EXERCISE PROMPT
Answer these questions from the news article on the review of medical training:
1. Who chaired the recent sessions at the Department of Health?
2. In what year were the earlier secret meetings at the DoH held?
3. Which publication called for an open debate on the planned shake-up?

SELECTED EXCERPT

:::::

Secrecy 'damaging' review of training
A GOVERNMENT review of Britain's specialist medical training, a system condemned as unlawful by the European Commission earlier this year, is being cloaked in damaging and unnecessary secrecy, ministers have been warned.
In its first leading article on the subject, The Lancet has called for an open debate on the radical shake-up being planned for higher medical training and promotion in the wake of EC intervention.
Senior representatives of the UK medical authorities, summoned to meetings at the Department of Health over the past month, were told to keep the discussions secret by Kenneth Calman, chief medical officer, who chaired the sessions.
The meetings followed warnings from the European Commission that UK practices flouted EC directives intended to ensure that fully qualified doctors could practise anywhere in the Community. The Government has sought to play down the significance of the unlawful practices.
The editorial in The Lancet traces the present crisis back to a series of meetings in 1976, also held in secret at the DoH and involving senior representatives of the medical establishment. Fears were expressed then that EC directives could threaten the near- monopoly of UK consultants in NHS and private sectors.
'The GMC (General Medical Council) and other medical institutions in Britain face a charge of acting illegally; their instinctive reaction has been to go into a sort of secret huddle that got them into trouble in the first place,' the editorial in tomorrow's edition says.

:::::

Dataset entries:
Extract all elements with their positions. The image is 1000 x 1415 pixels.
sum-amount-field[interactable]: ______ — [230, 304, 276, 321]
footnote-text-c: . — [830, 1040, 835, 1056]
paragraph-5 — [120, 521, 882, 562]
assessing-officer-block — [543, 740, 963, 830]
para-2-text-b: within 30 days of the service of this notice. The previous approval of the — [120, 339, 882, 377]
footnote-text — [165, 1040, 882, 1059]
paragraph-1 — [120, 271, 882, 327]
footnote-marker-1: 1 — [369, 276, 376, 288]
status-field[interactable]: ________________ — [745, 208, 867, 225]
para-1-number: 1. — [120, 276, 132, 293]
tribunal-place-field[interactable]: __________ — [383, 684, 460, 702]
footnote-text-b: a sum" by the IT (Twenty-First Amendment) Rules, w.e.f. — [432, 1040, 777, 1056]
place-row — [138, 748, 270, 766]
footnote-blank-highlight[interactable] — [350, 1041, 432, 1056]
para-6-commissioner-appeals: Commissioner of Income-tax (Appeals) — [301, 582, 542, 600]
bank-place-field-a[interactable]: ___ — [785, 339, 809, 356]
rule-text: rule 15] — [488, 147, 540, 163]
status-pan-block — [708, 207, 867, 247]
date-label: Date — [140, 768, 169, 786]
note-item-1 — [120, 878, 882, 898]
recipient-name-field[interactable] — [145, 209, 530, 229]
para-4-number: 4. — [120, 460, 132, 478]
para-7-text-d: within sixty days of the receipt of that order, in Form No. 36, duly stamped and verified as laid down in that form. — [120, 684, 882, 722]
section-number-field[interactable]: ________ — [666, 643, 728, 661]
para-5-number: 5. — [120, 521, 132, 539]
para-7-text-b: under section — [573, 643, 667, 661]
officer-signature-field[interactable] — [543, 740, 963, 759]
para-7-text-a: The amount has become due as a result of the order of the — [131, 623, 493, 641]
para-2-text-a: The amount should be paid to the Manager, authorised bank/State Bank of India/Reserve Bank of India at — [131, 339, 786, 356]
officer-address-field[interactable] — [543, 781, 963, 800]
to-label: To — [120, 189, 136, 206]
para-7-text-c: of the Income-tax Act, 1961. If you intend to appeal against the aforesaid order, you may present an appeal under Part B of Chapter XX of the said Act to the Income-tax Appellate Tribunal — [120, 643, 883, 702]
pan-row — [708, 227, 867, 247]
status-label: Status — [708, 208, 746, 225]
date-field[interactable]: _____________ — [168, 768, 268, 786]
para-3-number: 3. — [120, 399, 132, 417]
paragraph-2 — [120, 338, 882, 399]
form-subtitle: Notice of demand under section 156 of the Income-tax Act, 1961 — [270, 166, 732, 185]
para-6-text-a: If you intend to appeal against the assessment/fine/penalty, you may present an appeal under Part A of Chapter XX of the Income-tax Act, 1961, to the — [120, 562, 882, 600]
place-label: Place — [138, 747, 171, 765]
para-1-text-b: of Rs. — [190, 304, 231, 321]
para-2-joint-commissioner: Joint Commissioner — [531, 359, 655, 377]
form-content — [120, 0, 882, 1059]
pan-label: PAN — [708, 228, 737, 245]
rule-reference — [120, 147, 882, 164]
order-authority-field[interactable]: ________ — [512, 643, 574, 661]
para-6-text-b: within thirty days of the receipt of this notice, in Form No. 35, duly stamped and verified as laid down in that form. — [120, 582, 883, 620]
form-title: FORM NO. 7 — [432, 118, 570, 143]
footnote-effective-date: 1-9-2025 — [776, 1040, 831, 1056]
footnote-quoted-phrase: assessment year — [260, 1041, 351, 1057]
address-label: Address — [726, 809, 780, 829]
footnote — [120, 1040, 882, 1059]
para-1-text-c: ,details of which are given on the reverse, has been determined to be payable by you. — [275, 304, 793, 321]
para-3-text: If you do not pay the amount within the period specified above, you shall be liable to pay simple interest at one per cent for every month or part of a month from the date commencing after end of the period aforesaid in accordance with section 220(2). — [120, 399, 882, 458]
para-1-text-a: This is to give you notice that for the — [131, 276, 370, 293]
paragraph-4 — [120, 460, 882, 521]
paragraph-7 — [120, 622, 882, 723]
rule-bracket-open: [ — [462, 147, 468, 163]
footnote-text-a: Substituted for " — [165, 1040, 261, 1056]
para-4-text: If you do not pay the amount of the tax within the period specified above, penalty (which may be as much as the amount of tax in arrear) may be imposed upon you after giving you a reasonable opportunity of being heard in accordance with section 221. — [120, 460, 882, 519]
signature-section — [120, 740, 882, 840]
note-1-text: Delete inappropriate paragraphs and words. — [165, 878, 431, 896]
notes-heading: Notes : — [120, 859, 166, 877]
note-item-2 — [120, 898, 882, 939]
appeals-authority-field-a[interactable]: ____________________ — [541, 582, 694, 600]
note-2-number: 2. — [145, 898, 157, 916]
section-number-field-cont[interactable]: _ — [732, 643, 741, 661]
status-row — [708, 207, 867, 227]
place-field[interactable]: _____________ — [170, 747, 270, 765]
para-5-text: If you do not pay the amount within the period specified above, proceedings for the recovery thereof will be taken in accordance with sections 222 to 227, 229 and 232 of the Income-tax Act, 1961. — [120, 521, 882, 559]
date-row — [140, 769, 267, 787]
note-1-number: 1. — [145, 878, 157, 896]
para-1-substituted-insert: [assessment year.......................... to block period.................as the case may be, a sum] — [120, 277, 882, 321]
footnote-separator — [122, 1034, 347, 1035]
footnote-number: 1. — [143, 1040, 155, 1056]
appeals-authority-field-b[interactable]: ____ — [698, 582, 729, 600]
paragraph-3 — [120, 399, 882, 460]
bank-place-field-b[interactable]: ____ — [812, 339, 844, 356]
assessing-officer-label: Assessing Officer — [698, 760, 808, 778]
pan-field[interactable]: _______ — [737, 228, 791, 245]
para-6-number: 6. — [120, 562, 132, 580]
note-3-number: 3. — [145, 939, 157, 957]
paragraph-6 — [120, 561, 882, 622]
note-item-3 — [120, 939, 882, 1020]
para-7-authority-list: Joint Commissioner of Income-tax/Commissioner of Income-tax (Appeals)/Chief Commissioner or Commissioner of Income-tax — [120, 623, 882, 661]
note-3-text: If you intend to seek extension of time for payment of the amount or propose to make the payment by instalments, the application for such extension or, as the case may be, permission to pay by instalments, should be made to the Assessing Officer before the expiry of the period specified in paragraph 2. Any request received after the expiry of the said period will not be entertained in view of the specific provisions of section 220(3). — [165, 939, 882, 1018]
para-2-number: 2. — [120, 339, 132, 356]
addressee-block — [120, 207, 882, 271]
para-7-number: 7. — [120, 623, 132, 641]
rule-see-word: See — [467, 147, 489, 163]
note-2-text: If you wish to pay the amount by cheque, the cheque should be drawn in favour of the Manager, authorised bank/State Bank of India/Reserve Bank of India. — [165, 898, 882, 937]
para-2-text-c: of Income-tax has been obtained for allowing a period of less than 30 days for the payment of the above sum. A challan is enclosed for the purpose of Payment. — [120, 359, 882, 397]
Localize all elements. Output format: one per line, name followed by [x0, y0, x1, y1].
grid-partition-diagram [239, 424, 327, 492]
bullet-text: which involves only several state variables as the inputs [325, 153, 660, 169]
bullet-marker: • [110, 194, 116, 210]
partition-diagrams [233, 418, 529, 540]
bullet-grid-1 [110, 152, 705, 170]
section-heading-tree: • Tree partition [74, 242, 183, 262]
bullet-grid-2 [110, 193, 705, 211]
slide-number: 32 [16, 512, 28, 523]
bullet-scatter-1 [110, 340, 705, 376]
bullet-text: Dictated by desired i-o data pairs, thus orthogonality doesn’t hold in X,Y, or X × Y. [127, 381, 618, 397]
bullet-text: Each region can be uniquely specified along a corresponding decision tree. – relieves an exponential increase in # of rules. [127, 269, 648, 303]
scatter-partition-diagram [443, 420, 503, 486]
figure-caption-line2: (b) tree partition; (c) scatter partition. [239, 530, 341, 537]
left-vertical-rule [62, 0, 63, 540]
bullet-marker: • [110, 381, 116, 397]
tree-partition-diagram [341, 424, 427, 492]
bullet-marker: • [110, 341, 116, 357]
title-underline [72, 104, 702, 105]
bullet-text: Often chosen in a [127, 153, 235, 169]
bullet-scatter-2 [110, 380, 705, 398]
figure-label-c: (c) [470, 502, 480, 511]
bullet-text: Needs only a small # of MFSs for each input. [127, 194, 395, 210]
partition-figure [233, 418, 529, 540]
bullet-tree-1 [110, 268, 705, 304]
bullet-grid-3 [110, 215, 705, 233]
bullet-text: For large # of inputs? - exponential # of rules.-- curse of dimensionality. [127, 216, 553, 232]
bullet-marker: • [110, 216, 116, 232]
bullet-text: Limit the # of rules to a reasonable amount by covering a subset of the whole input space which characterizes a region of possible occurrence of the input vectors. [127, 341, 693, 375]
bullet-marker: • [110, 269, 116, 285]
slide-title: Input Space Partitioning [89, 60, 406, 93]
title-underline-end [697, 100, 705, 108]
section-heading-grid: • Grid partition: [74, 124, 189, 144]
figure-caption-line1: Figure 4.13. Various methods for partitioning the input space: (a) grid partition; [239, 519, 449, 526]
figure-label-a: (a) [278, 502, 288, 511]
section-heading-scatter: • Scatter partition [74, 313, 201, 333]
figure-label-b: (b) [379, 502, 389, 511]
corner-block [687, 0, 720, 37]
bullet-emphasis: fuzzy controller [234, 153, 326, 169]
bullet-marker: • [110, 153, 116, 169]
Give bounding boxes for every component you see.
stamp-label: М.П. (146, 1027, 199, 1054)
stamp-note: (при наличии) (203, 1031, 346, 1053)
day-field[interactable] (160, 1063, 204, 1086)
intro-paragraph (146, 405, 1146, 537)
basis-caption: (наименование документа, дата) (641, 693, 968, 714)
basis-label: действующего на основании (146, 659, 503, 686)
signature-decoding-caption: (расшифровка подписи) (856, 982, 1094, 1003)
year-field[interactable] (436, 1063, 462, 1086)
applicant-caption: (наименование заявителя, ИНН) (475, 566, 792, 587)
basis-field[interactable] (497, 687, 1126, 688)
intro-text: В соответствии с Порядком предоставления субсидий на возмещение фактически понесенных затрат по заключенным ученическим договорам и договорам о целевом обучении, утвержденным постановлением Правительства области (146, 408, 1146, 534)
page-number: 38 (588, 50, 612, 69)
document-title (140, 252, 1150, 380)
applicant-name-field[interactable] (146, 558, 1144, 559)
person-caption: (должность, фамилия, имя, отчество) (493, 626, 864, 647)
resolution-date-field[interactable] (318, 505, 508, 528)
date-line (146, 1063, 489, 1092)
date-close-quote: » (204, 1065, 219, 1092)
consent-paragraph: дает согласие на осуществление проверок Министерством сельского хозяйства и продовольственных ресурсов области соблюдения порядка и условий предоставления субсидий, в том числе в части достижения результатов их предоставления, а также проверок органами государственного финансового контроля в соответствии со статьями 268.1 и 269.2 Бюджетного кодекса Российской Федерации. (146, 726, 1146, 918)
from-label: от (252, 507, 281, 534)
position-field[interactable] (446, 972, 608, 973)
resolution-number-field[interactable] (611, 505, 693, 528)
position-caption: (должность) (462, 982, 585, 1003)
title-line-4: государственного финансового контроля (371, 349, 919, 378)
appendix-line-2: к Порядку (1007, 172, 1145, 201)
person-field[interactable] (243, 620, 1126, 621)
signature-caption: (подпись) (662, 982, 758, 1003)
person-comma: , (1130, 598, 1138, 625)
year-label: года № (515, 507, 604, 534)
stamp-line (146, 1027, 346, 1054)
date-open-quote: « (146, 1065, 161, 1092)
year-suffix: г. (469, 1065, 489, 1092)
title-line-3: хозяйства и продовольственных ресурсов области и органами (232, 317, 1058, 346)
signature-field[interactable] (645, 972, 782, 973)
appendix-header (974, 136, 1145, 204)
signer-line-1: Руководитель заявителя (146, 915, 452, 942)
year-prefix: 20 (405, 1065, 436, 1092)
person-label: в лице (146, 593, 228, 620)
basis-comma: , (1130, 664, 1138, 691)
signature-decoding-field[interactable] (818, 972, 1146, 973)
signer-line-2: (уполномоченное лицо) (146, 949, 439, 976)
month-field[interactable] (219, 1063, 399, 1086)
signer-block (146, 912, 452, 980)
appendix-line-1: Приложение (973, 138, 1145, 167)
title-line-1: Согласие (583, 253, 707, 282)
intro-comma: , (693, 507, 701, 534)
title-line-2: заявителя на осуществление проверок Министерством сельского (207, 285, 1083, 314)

:::::

COMPLETED TASK
1. Kenneth Calman, chief medical officer
2. 1976
3. The Lancet